Records that describe figures ::
========================================================================

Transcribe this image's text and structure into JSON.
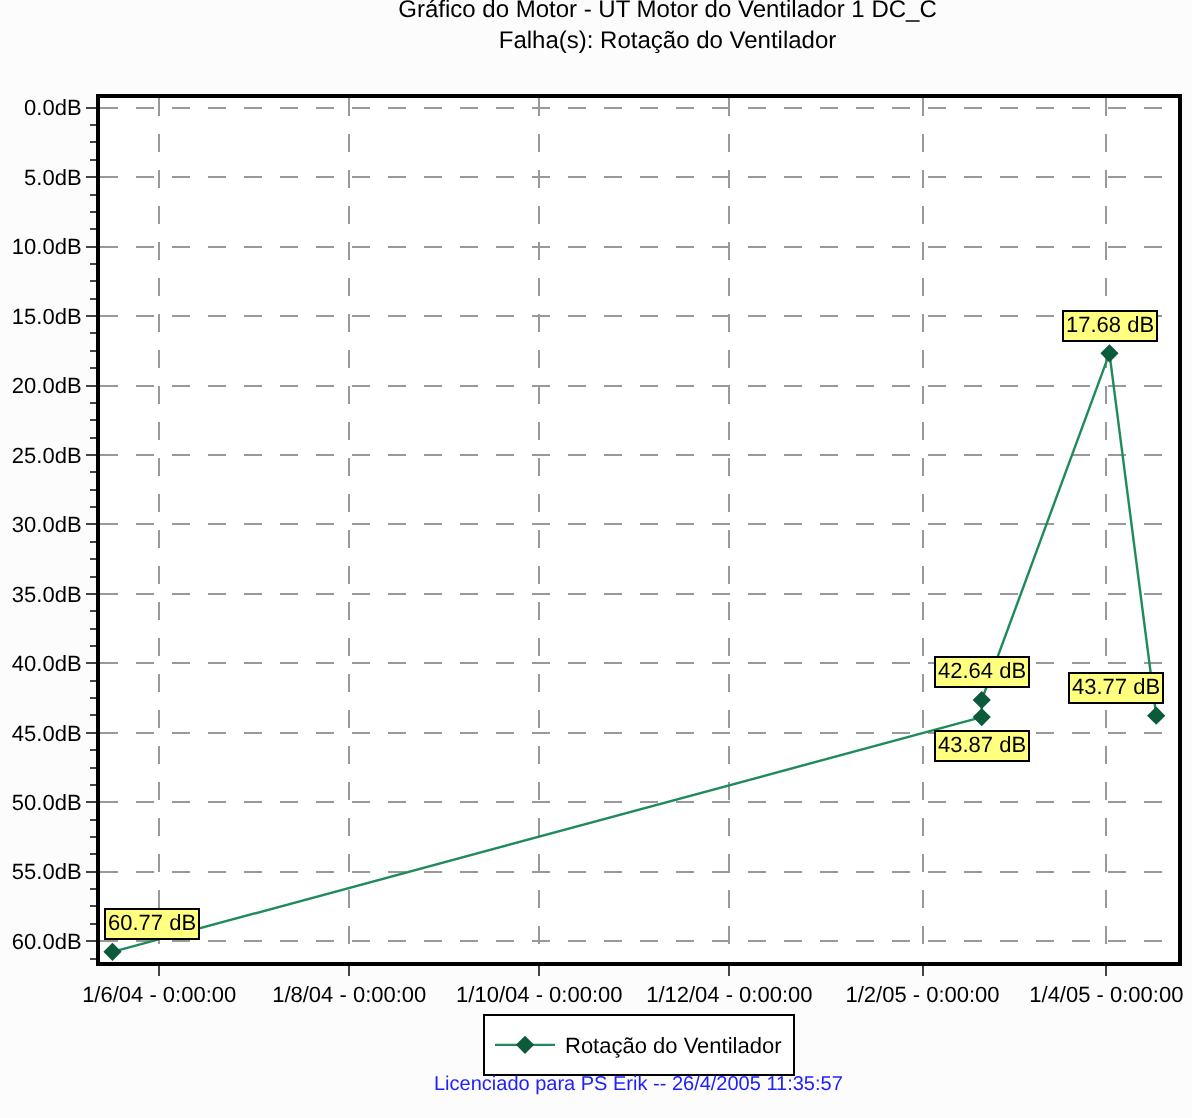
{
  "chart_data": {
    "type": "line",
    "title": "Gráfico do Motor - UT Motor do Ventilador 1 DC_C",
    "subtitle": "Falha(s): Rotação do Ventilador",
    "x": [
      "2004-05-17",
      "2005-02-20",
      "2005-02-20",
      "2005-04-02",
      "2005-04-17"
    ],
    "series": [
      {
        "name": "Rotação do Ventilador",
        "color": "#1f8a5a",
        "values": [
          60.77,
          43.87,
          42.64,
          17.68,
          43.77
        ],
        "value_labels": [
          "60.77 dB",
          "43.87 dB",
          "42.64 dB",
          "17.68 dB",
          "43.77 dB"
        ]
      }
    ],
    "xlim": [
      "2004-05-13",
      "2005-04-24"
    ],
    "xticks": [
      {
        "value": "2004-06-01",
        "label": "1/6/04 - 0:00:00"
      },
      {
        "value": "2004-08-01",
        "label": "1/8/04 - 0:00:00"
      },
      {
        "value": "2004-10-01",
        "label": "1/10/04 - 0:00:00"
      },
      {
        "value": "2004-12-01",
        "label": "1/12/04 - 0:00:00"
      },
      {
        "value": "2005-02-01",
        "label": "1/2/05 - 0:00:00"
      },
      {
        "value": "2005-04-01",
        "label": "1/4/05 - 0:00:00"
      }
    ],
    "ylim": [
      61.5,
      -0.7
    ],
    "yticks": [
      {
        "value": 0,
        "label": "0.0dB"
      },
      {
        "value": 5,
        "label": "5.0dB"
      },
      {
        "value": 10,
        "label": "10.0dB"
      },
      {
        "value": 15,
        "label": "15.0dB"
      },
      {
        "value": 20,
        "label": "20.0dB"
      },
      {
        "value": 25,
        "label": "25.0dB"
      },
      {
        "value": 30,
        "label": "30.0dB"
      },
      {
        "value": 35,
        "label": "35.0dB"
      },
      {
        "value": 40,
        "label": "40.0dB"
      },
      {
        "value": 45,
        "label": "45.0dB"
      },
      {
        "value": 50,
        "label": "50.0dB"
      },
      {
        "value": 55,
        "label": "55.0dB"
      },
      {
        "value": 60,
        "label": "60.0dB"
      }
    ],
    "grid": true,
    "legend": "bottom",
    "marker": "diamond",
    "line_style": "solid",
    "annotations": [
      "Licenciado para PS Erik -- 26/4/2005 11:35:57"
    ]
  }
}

========================================================================

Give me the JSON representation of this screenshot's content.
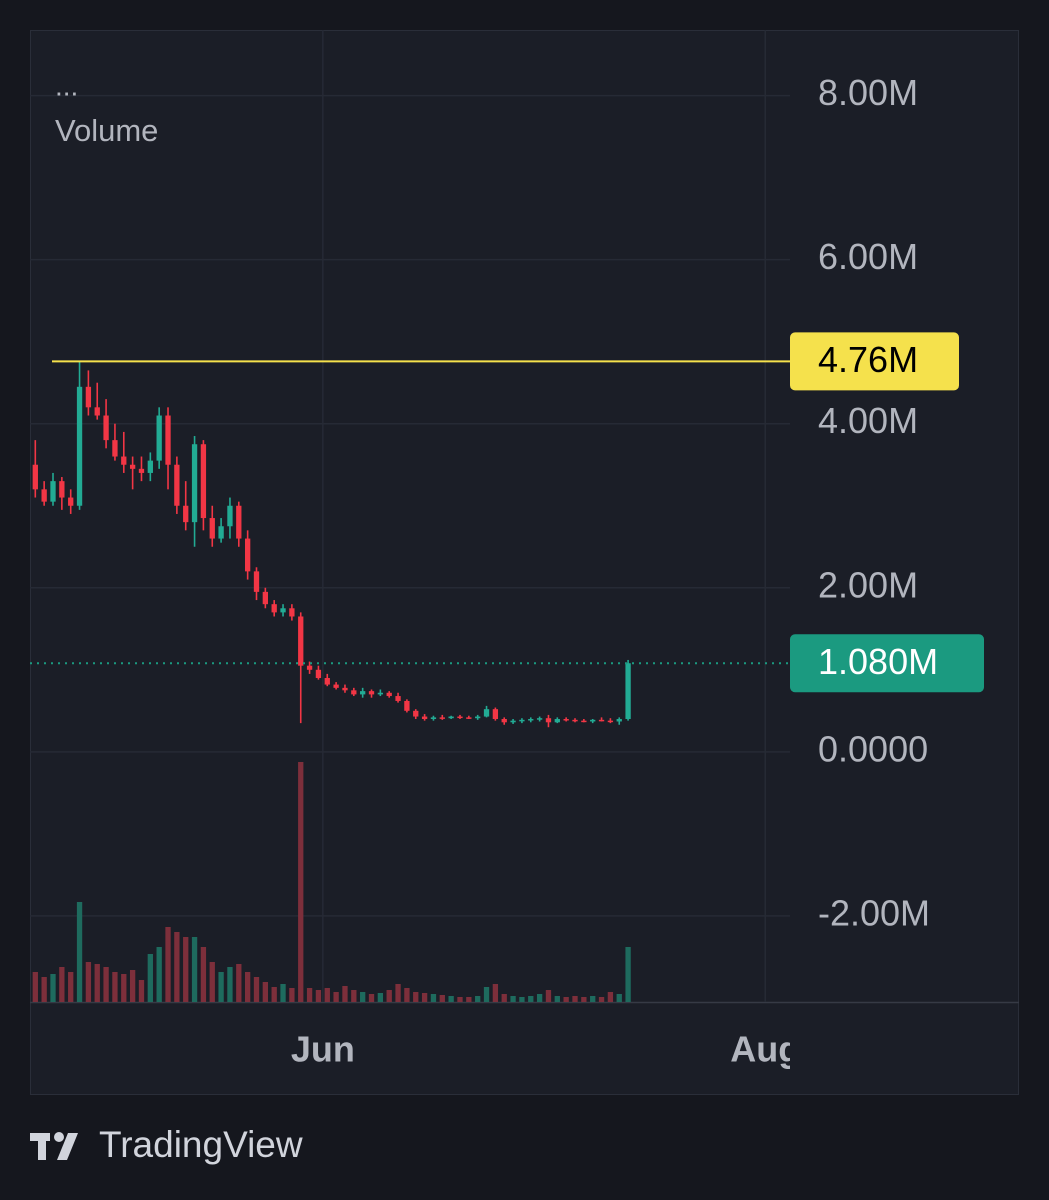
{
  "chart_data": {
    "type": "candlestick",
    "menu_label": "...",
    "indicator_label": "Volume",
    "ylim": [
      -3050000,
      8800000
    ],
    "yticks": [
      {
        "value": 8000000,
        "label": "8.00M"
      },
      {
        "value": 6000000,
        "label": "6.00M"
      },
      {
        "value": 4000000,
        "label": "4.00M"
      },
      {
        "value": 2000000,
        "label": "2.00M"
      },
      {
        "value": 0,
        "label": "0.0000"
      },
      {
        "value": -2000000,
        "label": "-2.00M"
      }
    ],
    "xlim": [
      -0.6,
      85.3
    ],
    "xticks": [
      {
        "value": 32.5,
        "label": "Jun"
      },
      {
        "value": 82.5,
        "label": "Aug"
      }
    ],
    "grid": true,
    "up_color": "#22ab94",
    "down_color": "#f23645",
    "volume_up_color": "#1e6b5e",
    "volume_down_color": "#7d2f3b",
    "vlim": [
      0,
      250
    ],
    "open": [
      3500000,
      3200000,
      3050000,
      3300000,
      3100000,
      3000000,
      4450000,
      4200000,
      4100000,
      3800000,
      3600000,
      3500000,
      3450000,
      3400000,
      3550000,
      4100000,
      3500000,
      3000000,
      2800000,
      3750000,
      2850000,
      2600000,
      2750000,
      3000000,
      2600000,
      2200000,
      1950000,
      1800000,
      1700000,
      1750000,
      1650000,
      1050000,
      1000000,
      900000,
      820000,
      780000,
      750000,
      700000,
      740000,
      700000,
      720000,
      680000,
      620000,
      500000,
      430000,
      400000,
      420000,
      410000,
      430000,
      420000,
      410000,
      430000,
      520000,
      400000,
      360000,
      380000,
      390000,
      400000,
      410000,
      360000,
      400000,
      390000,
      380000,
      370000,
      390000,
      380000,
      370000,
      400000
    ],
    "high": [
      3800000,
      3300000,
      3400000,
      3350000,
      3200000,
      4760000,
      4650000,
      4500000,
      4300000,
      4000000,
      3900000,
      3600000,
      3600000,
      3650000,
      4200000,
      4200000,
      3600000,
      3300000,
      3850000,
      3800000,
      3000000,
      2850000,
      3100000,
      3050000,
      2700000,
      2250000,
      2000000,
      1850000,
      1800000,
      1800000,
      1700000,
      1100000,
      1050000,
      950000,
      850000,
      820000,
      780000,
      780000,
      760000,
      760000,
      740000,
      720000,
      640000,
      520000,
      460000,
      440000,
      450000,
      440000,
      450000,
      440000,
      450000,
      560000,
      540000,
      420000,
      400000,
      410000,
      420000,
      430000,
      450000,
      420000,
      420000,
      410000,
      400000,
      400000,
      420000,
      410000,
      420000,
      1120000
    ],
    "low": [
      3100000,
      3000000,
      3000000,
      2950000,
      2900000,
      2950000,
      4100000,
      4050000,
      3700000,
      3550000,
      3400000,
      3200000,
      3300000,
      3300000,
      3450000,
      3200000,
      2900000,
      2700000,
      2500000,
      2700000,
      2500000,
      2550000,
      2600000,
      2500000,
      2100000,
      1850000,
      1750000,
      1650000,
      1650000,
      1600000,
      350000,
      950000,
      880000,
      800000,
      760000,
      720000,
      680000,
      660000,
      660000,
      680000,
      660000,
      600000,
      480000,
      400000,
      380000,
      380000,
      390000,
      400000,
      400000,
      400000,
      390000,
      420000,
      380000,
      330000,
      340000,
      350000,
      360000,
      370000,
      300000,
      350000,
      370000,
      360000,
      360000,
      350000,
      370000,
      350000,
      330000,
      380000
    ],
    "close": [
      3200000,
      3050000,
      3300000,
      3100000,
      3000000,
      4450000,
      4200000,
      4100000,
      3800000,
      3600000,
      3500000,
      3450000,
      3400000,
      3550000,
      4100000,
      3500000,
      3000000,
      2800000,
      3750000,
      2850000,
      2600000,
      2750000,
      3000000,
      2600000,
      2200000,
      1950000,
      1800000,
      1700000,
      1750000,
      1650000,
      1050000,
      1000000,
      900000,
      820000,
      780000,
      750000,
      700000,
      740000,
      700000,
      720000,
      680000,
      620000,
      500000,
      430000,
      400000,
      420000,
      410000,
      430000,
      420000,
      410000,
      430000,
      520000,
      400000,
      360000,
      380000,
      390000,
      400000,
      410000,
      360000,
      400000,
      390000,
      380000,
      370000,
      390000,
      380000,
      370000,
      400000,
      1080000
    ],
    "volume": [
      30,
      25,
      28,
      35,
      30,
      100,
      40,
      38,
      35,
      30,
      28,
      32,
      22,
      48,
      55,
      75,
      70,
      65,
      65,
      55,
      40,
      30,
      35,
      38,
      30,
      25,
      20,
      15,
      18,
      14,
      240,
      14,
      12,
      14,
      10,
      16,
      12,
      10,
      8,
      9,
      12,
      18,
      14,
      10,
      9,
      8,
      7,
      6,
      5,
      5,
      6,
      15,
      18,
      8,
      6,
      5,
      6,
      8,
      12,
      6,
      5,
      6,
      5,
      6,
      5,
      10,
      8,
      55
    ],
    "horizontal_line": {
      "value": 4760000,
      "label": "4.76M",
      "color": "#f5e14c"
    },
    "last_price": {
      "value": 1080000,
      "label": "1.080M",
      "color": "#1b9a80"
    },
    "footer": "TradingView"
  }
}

========================================================================

What to work on ::
Copy out each line in the listing that has the word "Rotação".

Finished exercise ::
    "subtitle": "Falha(s): Rotação do Ventilador",
        "name": "Rotação do Ventilador",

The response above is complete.